### Figure contents as structured data
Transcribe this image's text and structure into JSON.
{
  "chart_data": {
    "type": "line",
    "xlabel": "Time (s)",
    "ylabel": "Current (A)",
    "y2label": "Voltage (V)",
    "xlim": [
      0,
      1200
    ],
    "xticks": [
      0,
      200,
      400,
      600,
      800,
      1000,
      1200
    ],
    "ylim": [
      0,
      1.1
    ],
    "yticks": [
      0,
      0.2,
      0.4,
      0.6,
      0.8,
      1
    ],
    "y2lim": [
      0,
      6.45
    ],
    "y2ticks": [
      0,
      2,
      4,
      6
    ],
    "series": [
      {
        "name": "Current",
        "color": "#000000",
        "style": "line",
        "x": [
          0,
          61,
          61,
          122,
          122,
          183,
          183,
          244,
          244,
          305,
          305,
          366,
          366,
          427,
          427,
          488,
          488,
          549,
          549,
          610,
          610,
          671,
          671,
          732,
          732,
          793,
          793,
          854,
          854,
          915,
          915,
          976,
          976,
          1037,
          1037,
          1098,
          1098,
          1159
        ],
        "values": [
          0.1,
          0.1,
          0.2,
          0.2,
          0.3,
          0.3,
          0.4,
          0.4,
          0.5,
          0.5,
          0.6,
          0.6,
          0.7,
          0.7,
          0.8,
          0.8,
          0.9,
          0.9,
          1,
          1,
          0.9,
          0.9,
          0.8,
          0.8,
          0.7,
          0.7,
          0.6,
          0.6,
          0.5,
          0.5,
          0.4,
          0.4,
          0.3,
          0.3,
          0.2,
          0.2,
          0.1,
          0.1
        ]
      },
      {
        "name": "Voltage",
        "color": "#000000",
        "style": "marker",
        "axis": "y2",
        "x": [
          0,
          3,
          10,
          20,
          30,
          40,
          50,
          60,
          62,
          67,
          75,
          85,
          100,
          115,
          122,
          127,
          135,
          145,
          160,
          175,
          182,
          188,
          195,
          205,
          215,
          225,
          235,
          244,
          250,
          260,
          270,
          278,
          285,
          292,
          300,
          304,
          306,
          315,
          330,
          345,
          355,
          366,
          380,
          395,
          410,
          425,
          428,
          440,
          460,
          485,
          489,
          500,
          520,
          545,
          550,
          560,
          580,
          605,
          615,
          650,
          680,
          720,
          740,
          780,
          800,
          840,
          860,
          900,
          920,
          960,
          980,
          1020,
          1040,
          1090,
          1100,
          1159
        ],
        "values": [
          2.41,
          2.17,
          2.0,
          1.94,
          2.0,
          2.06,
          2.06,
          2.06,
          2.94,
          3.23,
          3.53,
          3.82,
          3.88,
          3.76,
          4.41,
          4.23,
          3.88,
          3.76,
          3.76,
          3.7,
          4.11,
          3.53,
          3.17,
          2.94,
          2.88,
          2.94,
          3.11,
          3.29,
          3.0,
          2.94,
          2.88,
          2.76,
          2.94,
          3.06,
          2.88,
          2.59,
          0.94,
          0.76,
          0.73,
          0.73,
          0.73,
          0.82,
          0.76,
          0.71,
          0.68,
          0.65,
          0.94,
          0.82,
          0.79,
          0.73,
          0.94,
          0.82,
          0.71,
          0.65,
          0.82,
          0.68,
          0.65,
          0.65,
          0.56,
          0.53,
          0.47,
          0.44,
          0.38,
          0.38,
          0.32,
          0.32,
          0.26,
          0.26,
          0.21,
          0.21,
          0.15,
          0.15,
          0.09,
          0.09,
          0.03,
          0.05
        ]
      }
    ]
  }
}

### Problem to solve
Print every entry exactly as written.

### Problem solution
Transcribe this image's text and structure into JSON.
{
  "chart_data": {
    "type": "line",
    "xlabel": "Time (s)",
    "ylabel": "Current (A)",
    "y2label": "Voltage (V)",
    "xlim": [
      0,
      1200
    ],
    "xticks": [
      0,
      200,
      400,
      600,
      800,
      1000,
      1200
    ],
    "ylim": [
      0,
      1.1
    ],
    "yticks": [
      0,
      0.2,
      0.4,
      0.6,
      0.8,
      1
    ],
    "y2lim": [
      0,
      6.45
    ],
    "y2ticks": [
      0,
      2,
      4,
      6
    ],
    "series": [
      {
        "name": "Current",
        "color": "#000000",
        "style": "line",
        "x": [
          0,
          61,
          61,
          122,
          122,
          183,
          183,
          244,
          244,
          305,
          305,
          366,
          366,
          427,
          427,
          488,
          488,
          549,
          549,
          610,
          610,
          671,
          671,
          732,
          732,
          793,
          793,
          854,
          854,
          915,
          915,
          976,
          976,
          1037,
          1037,
          1098,
          1098,
          1159
        ],
        "values": [
          0.1,
          0.1,
          0.2,
          0.2,
          0.3,
          0.3,
          0.4,
          0.4,
          0.5,
          0.5,
          0.6,
          0.6,
          0.7,
          0.7,
          0.8,
          0.8,
          0.9,
          0.9,
          1,
          1,
          0.9,
          0.9,
          0.8,
          0.8,
          0.7,
          0.7,
          0.6,
          0.6,
          0.5,
          0.5,
          0.4,
          0.4,
          0.3,
          0.3,
          0.2,
          0.2,
          0.1,
          0.1
        ]
      },
      {
        "name": "Voltage",
        "color": "#000000",
        "style": "marker",
        "axis": "y2",
        "x": [
          0,
          3,
          10,
          20,
          30,
          40,
          50,
          60,
          62,
          67,
          75,
          85,
          100,
          115,
          122,
          127,
          135,
          145,
          160,
          175,
          182,
          188,
          195,
          205,
          215,
          225,
          235,
          244,
          250,
          260,
          270,
          278,
          285,
          292,
          300,
          304,
          306,
          315,
          330,
          345,
          355,
          366,
          380,
          395,
          410,
          425,
          428,
          440,
          460,
          485,
          489,
          500,
          520,
          545,
          550,
          560,
          580,
          605,
          615,
          650,
          680,
          720,
          740,
          780,
          800,
          840,
          860,
          900,
          920,
          960,
          980,
          1020,
          1040,
          1090,
          1100,
          1159
        ],
        "values": [
          2.41,
          2.17,
          2.0,
          1.94,
          2.0,
          2.06,
          2.06,
          2.06,
          2.94,
          3.23,
          3.53,
          3.82,
          3.88,
          3.76,
          4.41,
          4.23,
          3.88,
          3.76,
          3.76,
          3.7,
          4.11,
          3.53,
          3.17,
          2.94,
          2.88,
          2.94,
          3.11,
          3.29,
          3.0,
          2.94,
          2.88,
          2.76,
          2.94,
          3.06,
          2.88,
          2.59,
          0.94,
          0.76,
          0.73,
          0.73,
          0.73,
          0.82,
          0.76,
          0.71,
          0.68,
          0.65,
          0.94,
          0.82,
          0.79,
          0.73,
          0.94,
          0.82,
          0.71,
          0.65,
          0.82,
          0.68,
          0.65,
          0.65,
          0.56,
          0.53,
          0.47,
          0.44,
          0.38,
          0.38,
          0.32,
          0.32,
          0.26,
          0.26,
          0.21,
          0.21,
          0.15,
          0.15,
          0.09,
          0.09,
          0.03,
          0.05
        ]
      }
    ]
  }
}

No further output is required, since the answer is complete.